#### YOUR TASK
Copy out all lines with the word "mmHg" in them.

[Records from a collection of figures]
• • • • •

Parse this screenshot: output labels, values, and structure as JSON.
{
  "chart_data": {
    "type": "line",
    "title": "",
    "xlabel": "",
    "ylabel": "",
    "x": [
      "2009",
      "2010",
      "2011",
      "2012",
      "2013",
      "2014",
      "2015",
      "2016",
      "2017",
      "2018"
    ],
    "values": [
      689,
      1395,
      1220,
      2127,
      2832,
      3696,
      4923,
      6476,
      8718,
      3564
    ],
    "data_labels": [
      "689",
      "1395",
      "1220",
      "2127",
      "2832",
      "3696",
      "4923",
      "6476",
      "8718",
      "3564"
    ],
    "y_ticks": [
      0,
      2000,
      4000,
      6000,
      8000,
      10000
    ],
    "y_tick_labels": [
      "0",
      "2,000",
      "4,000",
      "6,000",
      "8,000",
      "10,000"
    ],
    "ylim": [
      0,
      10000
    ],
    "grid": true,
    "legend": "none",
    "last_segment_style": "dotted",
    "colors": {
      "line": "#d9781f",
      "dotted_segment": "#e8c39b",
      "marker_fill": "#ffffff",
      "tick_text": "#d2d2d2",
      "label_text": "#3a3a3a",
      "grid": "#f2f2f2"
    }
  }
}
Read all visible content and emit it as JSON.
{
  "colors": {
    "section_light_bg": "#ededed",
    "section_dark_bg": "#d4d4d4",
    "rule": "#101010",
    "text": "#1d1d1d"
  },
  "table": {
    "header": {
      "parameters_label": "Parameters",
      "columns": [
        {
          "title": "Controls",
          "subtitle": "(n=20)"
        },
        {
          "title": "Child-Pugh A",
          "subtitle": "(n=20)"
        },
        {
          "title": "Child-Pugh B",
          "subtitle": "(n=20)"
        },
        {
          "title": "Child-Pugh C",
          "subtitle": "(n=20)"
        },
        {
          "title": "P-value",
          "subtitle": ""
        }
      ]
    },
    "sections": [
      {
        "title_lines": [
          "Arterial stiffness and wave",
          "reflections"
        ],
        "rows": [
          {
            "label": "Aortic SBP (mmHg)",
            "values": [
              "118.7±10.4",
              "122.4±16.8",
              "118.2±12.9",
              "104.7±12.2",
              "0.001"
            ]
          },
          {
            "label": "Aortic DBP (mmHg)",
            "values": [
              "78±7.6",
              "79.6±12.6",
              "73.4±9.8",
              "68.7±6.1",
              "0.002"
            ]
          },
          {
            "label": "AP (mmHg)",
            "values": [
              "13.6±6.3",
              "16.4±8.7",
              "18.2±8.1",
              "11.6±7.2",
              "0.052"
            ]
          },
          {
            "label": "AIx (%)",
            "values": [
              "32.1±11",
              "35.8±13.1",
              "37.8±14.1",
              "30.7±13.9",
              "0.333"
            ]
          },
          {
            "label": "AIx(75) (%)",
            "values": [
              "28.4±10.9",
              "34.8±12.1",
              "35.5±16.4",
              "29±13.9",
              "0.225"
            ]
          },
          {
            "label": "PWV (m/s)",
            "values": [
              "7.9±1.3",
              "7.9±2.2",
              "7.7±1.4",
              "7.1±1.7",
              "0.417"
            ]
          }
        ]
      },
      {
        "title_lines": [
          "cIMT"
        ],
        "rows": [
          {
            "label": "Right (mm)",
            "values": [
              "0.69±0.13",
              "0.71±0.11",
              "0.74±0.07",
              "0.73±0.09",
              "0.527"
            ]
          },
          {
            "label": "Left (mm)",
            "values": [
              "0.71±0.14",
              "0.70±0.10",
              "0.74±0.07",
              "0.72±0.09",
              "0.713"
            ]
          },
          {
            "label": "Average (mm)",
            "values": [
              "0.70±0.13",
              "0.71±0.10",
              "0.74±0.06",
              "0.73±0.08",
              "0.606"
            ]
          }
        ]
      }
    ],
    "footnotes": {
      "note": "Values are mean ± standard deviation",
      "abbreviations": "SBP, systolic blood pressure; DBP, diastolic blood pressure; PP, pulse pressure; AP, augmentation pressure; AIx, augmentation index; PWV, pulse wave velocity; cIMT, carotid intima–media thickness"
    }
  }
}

• • • • •

#### WRITTEN RESPONSE
            "label": "Aortic SBP (mmHg)",
            "label": "Aortic DBP (mmHg)",
            "label": "AP (mmHg)",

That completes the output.